-- begin Page extract --

The first person who says anything about a Mac product can pay for it. [/h]


----------



## Jake (Jul 26, 2012)

Check the power save settings. I don't have an XP computer available now, but right click on your battery icon and see if there are seperate options for the processing power on battery versus plugged into the wall. Changing on battery to "high preformance" should probably help.


----------



## Scottish Lass (Jul 26, 2012)

Jake, is this a sign my battery may be getting too old/weak to do what it did just fine a month ago? I have checked for driver updates (none needed), Flash is current, etc.


----------



## OPC'n (Jul 26, 2012)

Well I was going to say get a mac but lol


----------



## JoannaV (Jul 26, 2012)

Slightly off-topic, but my husband's Mac needs to be plugged in to work. Every computer gets old 
Hopefully someone can help you out.


----------



## SRoper (Jul 26, 2012)

Scottish Lass said:


> Jake, is this a sign my battery may be getting too old/weak to do what it did just fine a month ago? I have checked for driver updates (none needed), Flash is current, etc.



I think Jake gave the likely solution. Laptops have a power saving mode that they go into when they are running on battery. This could limit the CPU usage which might affect video playback, especially on an older system. You need to change the power saving mode. I don't have XP, but there should be some sort of advanced setting for maximum processor state that you'll want to set for 100%. Actually, it I remember correctly there is a slider that says something like "power saving" on one end and "maximum performance" on the other. Set it to "maximum performance."

I don't see how a marginal battery would have any effect.


----------



## Scottish Lass (Jul 26, 2012)

Is it irrelevant that my computer worked fine two weeks ago running Netflix on battery and suddenly doesn't unless it's charging? Just seems kind of sudden to me.


----------



## JoannaV (Jul 26, 2012)

It's possible the settings changed somehow. Weird things like that happen.


----------



## Scottish Lass (Jul 26, 2012)

An FB friend suggesting lowering the quality of the Netflix videos, which worked. Thanks, y'all!


----------

-- end Page extract --
-- begin Given entries --

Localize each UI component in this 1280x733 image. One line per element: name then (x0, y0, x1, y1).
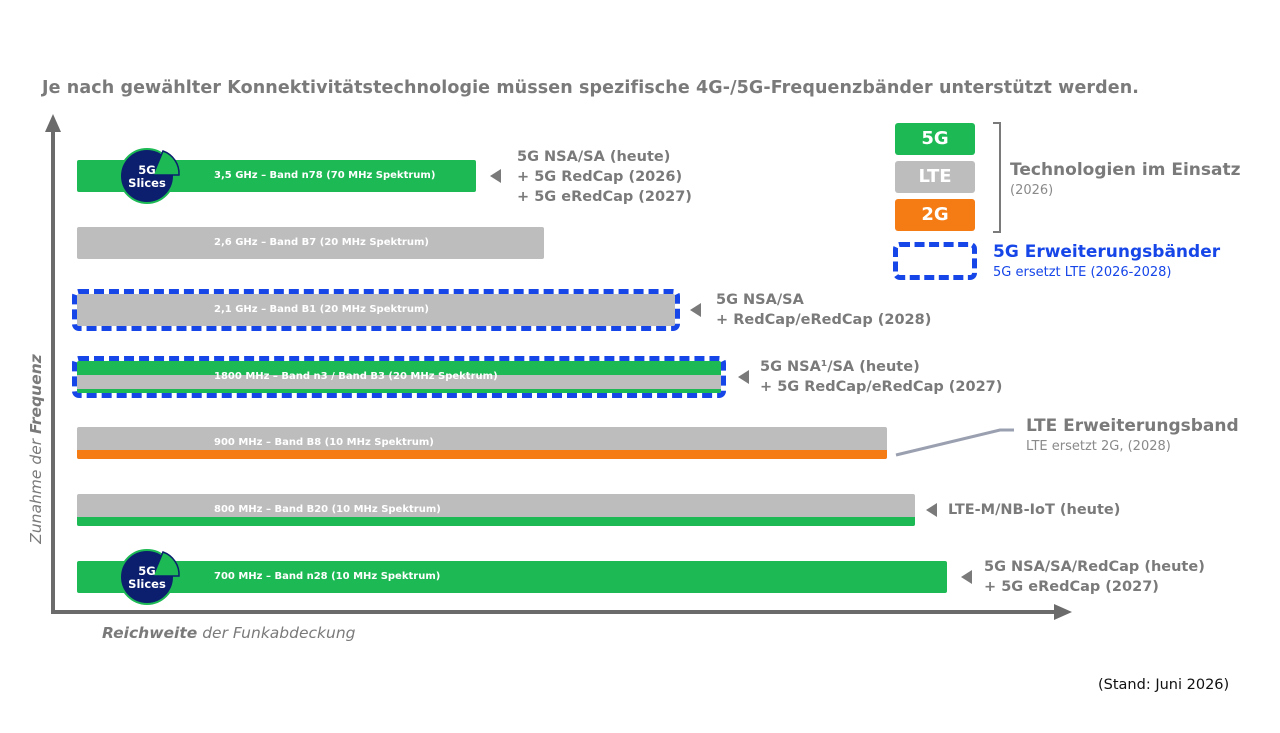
pie-slice-icon (151, 551, 180, 577)
5g-slices-badge: 5G Slices (119, 148, 180, 204)
band-bar-fill (77, 227, 544, 259)
tech-line: 5G NSA/SA (heute) (517, 149, 671, 165)
pointer-arrow-icon (490, 169, 501, 183)
legend-dashed-box (893, 242, 977, 280)
legend-box-2g: 2G (895, 199, 975, 231)
legend-bracket (993, 122, 1001, 233)
extension-dashed-frame-n3 (72, 356, 726, 398)
lte-extension-title: LTE Erweiterungsband (1026, 416, 1239, 436)
band-bar-fill (77, 294, 675, 326)
band-bar-b7: 2,6 GHz – Band B7 (20 MHz Spektrum) (77, 227, 544, 259)
tech-annotation-b1: 5G NSA/SA + RedCap/eRedCap (2028) (716, 290, 931, 330)
band-label: 3,5 GHz – Band n78 (70 MHz Spektrum) (214, 170, 436, 181)
band-bar-b1: 2,1 GHz – Band B1 (20 MHz Spektrum) (77, 294, 675, 326)
tech-line: + 5G eRedCap (2027) (984, 579, 1159, 595)
y-axis-label-emphasis: Frequenz (27, 354, 45, 434)
y-axis-arrowhead (45, 114, 61, 132)
band-label: 800 MHz – Band B20 (10 MHz Spektrum) (214, 504, 441, 515)
band-label: 900 MHz – Band B8 (10 MHz Spektrum) (214, 437, 434, 448)
band-label: 2,1 GHz – Band B1 (20 MHz Spektrum) (214, 304, 429, 315)
legend-ext-title: 5G Erweiterungsbänder (993, 242, 1221, 262)
legend-tech-year: (2026) (1010, 183, 1054, 198)
tech-line: LTE-M/NB-IoT (heute) (948, 502, 1121, 518)
extension-dashed-frame-b1 (72, 289, 680, 331)
tech-line: + 5G eRedCap (2027) (517, 189, 692, 205)
x-axis-label: Reichweite der Funkabdeckung (102, 624, 356, 642)
headline: Je nach gewählter Konnektivitätstechnolo… (42, 78, 1140, 98)
tech-line: 5G NSA¹/SA (heute) (760, 359, 920, 375)
badge-line2: Slices (128, 577, 166, 591)
legend-ext-subtitle: 5G ersetzt LTE (2026-2028) (993, 265, 1172, 280)
legend-box-5g: 5G (895, 123, 975, 155)
badge-line1: 5G (138, 564, 156, 578)
legend-tech-title: Technologien im Einsatz (1010, 160, 1241, 180)
band-label: 1800 MHz – Band n3 / Band B3 (20 MHz Spe… (214, 371, 498, 382)
x-axis-arrowhead (1054, 604, 1072, 620)
tech-line: + RedCap/eRedCap (2028) (716, 312, 932, 328)
tech-line: + 5G RedCap (2026) (517, 169, 683, 185)
badge-line2: Slices (128, 176, 166, 190)
tech-line: + 5G RedCap/eRedCap (2027) (760, 379, 1003, 395)
x-axis-label-emphasis: Reichweite (102, 624, 198, 642)
band-bar-stripe (77, 450, 887, 459)
tech-annotation-n3: 5G NSA¹/SA (heute) + 5G RedCap/eRedCap (… (760, 357, 1002, 397)
band-label: 2,6 GHz – Band B7 (20 MHz Spektrum) (214, 237, 429, 248)
pointer-arrow-icon (738, 370, 749, 384)
lte-extension-subtitle: LTE ersetzt 2G, (2028) (1026, 439, 1171, 454)
pointer-arrow-icon (690, 303, 701, 317)
band-bar-n3-b3: 1800 MHz – Band n3 / Band B3 (20 MHz Spe… (77, 361, 721, 393)
tech-annotation-n28: 5G NSA/SA/RedCap (heute) + 5G eRedCap (2… (984, 557, 1205, 597)
band-label: 700 MHz – Band n28 (10 MHz Spektrum) (214, 571, 441, 582)
legend-box-lte: LTE (895, 161, 975, 193)
band-bar-b20: 800 MHz – Band B20 (10 MHz Spektrum) (77, 494, 915, 526)
footnote-date: (Stand: Juni 2026) (1098, 677, 1230, 693)
band-bar-b8: 900 MHz – Band B8 (10 MHz Spektrum) (77, 427, 887, 459)
pointer-arrow-icon (926, 503, 937, 517)
lte-extension-connector (895, 428, 1014, 457)
tech-annotation-b20: LTE-M/NB-IoT (heute) (948, 500, 1120, 520)
tech-line: 5G NSA/SA (716, 292, 804, 308)
badge-line1: 5G (138, 163, 156, 177)
y-axis-label-prefix: Zunahme der (27, 433, 45, 544)
tech-annotation-n78: 5G NSA/SA (heute) + 5G RedCap (2026) + 5… (517, 147, 692, 207)
band-bar-stripe (77, 375, 721, 389)
x-axis-label-suffix: der Funkabdeckung (197, 624, 356, 642)
pointer-arrow-icon (961, 570, 972, 584)
y-axis-label: Zunahme der Frequenz (27, 349, 45, 549)
5g-slices-badge: 5G Slices (119, 549, 180, 605)
band-bar-stripe (77, 517, 915, 526)
pie-slice-icon (151, 150, 180, 176)
band-bar-fill (77, 561, 947, 593)
band-bar-n28: 700 MHz – Band n28 (10 MHz Spektrum) (77, 561, 947, 593)
tech-line: 5G NSA/SA/RedCap (heute) (984, 559, 1205, 575)
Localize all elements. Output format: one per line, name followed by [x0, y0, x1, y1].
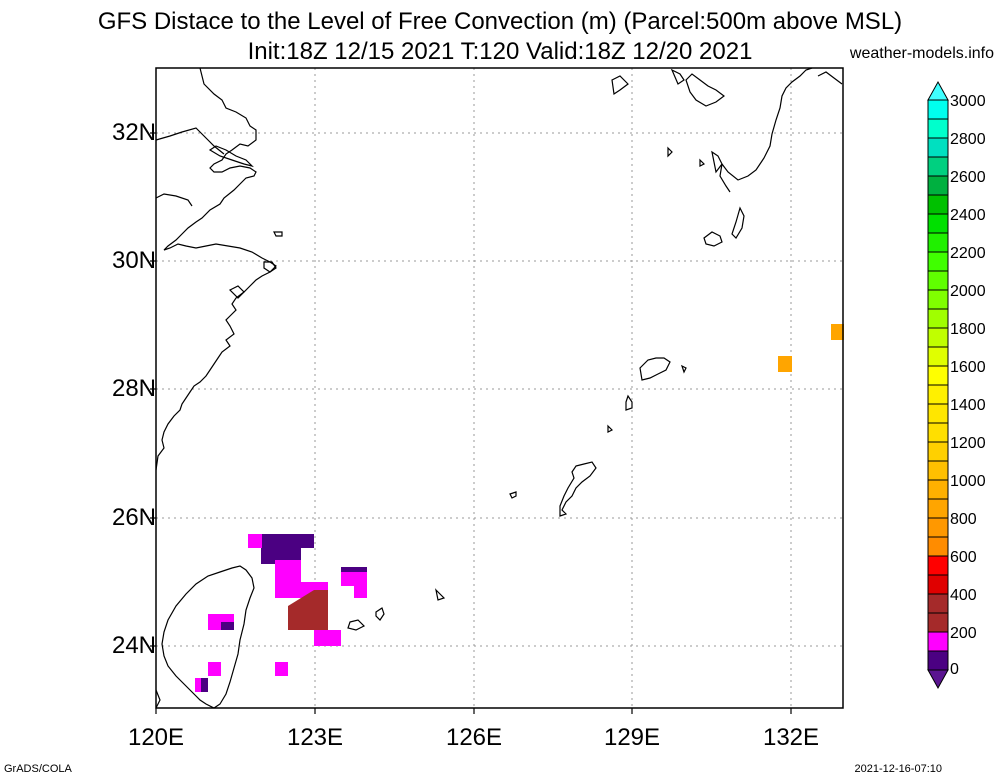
colorbar-label: 1800: [950, 321, 986, 338]
tick-marks: [150, 132, 792, 714]
lat-label-28n: 28N: [111, 375, 156, 402]
colorbar-label: 600: [950, 549, 977, 566]
lat-label-26n: 26N: [111, 504, 156, 531]
plot-frame: [155, 67, 844, 709]
colorbar-label: 1400: [950, 397, 986, 414]
shade-cells-orange: [778, 324, 844, 372]
lon-label-129e: 129E: [603, 724, 661, 751]
lat-label-32n: 32N: [111, 119, 156, 146]
colorbar-label: 2000: [950, 283, 986, 300]
lon-label-120e: 120E: [127, 724, 185, 751]
colorbar-label: 0: [950, 661, 959, 678]
lat-label-24n: 24N: [111, 632, 156, 659]
map-title: GFS Distace to the Level of Free Convect…: [97, 8, 903, 35]
colorbar-label: 1000: [950, 473, 986, 490]
gridlines: [156, 68, 843, 708]
shade-cells-brown: [288, 590, 328, 630]
colorbar: [927, 80, 949, 690]
colorbar-label: 2600: [950, 169, 986, 186]
colorbar-label: 800: [950, 511, 977, 528]
colorbar-label: 1200: [950, 435, 986, 452]
coastlines: [155, 67, 843, 709]
colorbar-label: 2400: [950, 207, 986, 224]
lon-label-123e: 123E: [286, 724, 344, 751]
colorbar-label: 400: [950, 587, 977, 604]
colorbar-label: 1600: [950, 359, 986, 376]
footer-timestamp: 2021-12-16-07:10: [854, 763, 942, 775]
colorbar-label: 200: [950, 625, 977, 642]
site-credit: weather-models.info: [849, 45, 994, 62]
colorbar-label: 2800: [950, 131, 986, 148]
shading: [195, 324, 844, 692]
colorbar-label: 2200: [950, 245, 986, 262]
colorbar-label: 3000: [950, 93, 986, 110]
lat-label-30n: 30N: [111, 247, 156, 274]
footer-software: GrADS/COLA: [4, 763, 72, 775]
lon-label-132e: 132E: [762, 724, 820, 751]
lon-label-126e: 126E: [445, 724, 503, 751]
map-subtitle: Init:18Z 12/15 2021 T:120 Valid:18Z 12/2…: [247, 38, 753, 65]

-- end Given entries --

■ Set exercise ■
In the forum thread, what change did Scottish Lass report finally worked?

■ Output ■
Lowering the quality of the Netflix videos.